Chart and figure data:
----
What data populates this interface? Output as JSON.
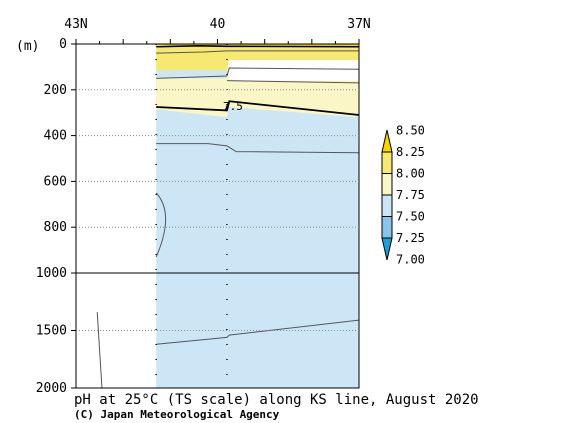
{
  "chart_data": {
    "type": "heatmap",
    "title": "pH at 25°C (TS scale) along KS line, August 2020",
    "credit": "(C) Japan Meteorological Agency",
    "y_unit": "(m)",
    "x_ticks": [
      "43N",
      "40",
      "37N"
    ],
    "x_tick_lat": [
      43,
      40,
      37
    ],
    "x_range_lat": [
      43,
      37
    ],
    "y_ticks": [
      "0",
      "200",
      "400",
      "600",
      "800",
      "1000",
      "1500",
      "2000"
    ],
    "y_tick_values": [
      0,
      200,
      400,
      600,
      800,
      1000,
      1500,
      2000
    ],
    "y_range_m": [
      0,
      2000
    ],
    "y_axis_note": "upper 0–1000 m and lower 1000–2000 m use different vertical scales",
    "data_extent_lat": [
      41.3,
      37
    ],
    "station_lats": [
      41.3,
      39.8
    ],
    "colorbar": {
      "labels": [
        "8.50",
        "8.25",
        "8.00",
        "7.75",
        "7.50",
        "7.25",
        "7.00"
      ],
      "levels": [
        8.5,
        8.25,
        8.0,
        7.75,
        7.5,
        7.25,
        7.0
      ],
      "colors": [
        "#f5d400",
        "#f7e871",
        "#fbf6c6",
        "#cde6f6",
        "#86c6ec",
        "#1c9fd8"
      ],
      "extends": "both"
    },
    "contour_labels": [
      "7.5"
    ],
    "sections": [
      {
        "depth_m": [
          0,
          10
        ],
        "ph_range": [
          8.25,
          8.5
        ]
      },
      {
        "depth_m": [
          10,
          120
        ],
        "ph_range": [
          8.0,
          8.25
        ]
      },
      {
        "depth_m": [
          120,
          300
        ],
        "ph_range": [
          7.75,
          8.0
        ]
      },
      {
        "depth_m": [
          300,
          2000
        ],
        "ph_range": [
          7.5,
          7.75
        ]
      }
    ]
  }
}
----
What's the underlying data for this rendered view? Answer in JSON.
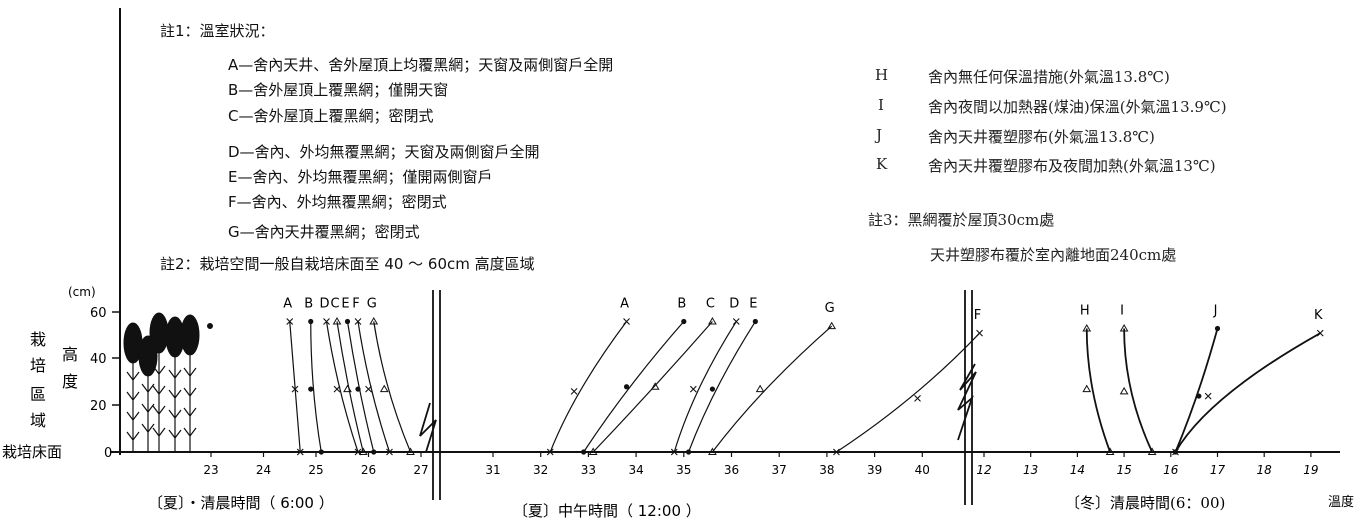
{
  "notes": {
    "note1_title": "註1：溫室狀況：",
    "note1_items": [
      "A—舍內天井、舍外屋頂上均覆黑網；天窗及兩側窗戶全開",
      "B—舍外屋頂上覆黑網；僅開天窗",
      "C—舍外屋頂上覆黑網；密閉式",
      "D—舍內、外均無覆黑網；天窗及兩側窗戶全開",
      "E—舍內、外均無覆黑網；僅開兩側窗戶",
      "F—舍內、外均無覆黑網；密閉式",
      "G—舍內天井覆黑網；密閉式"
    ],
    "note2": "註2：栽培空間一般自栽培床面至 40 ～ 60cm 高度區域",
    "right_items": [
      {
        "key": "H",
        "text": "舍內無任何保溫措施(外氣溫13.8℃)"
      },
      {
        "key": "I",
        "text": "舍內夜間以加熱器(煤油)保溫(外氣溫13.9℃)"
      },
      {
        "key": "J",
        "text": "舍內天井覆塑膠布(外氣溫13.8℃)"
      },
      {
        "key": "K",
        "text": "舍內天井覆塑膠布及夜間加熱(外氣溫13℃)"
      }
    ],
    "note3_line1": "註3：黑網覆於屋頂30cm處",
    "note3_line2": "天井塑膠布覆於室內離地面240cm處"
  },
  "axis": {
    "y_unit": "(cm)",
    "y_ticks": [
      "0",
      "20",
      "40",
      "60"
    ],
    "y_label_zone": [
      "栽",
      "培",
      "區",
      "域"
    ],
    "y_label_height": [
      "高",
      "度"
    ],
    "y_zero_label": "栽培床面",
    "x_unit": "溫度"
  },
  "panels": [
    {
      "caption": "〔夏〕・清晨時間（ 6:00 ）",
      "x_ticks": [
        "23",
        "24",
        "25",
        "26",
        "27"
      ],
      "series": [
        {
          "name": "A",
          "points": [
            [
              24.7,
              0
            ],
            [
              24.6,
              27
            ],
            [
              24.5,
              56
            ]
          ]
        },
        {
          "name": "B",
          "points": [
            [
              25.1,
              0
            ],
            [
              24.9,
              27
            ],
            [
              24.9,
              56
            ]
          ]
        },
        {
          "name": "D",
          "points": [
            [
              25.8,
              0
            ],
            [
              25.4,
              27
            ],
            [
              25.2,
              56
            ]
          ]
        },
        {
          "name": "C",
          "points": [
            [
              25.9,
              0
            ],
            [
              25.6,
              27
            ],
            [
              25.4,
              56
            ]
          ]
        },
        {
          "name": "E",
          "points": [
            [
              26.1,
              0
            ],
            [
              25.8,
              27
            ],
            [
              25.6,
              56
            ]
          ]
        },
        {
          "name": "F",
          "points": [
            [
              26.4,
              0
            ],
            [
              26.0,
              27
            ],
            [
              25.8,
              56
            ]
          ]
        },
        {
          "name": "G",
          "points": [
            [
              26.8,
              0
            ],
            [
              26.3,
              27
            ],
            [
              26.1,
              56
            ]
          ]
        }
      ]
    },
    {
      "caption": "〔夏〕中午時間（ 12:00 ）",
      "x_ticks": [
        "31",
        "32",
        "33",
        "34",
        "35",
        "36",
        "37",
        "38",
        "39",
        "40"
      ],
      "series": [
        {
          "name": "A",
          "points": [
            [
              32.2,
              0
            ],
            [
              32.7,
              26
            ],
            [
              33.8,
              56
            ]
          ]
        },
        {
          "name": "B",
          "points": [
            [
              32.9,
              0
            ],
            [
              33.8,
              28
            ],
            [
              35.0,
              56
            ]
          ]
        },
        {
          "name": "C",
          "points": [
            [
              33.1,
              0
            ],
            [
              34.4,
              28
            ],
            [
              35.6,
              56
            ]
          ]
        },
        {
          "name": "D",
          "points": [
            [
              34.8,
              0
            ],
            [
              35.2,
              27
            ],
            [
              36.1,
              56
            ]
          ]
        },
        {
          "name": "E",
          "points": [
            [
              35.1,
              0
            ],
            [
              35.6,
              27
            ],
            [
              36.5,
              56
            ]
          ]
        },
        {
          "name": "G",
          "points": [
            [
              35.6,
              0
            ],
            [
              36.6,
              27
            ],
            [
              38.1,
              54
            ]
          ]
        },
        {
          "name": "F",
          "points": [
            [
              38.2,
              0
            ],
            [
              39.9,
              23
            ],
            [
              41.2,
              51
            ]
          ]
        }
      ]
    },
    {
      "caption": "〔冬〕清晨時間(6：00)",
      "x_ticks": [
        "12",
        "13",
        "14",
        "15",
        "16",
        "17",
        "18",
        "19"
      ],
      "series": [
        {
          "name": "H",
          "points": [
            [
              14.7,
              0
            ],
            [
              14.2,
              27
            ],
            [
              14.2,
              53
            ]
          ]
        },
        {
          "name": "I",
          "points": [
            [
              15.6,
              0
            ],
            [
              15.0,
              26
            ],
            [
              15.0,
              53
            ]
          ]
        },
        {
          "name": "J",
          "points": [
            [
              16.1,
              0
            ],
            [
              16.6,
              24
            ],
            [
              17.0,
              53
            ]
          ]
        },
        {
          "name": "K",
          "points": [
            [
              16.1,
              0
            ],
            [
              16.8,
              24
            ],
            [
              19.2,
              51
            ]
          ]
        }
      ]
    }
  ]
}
----
Written task: From the entries above, extract each line containing "天窗及兩側窗戶全開".

Final result:
      "A—舍內天井、舍外屋頂上均覆黑網；天窗及兩側窗戶全開",
      "D—舍內、外均無覆黑網；天窗及兩側窗戶全開",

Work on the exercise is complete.